- **RECORD EXCERPTS**
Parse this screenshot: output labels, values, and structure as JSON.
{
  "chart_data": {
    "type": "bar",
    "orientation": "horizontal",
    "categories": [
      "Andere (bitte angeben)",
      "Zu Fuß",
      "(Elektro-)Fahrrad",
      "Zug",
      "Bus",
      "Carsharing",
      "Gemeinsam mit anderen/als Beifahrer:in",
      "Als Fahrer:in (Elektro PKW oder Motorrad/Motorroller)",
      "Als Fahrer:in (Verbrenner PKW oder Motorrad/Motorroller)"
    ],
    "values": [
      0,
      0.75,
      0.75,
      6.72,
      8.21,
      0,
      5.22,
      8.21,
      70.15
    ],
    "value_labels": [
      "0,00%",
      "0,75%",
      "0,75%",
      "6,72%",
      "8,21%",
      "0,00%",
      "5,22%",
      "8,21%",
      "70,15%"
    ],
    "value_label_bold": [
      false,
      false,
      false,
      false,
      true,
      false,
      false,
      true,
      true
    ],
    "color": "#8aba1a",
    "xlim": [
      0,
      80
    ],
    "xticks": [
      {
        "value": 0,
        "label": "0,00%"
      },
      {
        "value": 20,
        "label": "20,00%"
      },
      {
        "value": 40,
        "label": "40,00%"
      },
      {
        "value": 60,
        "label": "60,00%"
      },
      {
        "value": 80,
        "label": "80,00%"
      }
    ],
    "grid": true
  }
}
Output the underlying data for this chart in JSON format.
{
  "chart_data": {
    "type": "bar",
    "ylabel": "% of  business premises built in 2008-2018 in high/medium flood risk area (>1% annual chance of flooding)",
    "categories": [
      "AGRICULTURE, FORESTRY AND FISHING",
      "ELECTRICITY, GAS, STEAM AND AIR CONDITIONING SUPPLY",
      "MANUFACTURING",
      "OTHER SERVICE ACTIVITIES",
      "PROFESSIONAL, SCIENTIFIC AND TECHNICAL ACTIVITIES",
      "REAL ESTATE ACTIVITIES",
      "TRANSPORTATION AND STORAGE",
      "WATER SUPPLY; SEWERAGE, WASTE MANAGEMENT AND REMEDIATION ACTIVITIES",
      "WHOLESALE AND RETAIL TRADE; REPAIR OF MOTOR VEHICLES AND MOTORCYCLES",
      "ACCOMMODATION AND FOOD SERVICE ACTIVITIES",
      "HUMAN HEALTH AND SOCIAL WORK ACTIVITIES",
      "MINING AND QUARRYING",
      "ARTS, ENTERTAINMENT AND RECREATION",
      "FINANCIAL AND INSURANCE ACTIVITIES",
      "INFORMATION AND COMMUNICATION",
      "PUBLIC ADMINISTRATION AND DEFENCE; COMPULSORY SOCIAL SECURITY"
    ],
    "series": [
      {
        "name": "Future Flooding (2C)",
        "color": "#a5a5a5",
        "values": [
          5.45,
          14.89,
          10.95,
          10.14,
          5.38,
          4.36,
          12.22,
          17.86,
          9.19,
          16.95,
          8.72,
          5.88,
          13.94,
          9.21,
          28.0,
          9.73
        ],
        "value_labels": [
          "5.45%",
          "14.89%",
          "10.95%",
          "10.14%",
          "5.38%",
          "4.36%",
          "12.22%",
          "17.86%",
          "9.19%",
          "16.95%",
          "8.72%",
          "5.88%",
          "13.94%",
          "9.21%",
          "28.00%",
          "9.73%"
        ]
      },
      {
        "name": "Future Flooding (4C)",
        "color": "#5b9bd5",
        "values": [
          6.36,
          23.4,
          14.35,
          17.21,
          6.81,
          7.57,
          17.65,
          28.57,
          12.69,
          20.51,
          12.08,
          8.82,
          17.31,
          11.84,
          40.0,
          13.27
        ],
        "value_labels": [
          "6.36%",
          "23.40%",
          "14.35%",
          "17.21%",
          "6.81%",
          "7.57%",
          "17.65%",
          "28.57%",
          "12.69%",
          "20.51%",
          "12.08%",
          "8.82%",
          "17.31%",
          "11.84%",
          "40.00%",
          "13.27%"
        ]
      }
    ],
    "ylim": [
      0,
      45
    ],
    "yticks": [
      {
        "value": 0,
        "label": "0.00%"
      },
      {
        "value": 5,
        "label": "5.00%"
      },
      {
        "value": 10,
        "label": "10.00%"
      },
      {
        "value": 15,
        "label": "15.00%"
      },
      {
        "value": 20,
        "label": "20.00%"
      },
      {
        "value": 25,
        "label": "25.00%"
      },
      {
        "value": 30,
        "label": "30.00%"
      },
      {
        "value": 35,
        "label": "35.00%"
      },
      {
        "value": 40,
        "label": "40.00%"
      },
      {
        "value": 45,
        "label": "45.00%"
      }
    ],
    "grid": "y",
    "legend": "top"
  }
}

- **TASK TO COMPLETE**
Scan the listing above for the word "JSON" and show each line where it is found.

- **ANSWER FOR THIS EXERCISE**
Parse this screenshot: output labels, values, and structure as JSON.
Output the underlying data for this chart in JSON format.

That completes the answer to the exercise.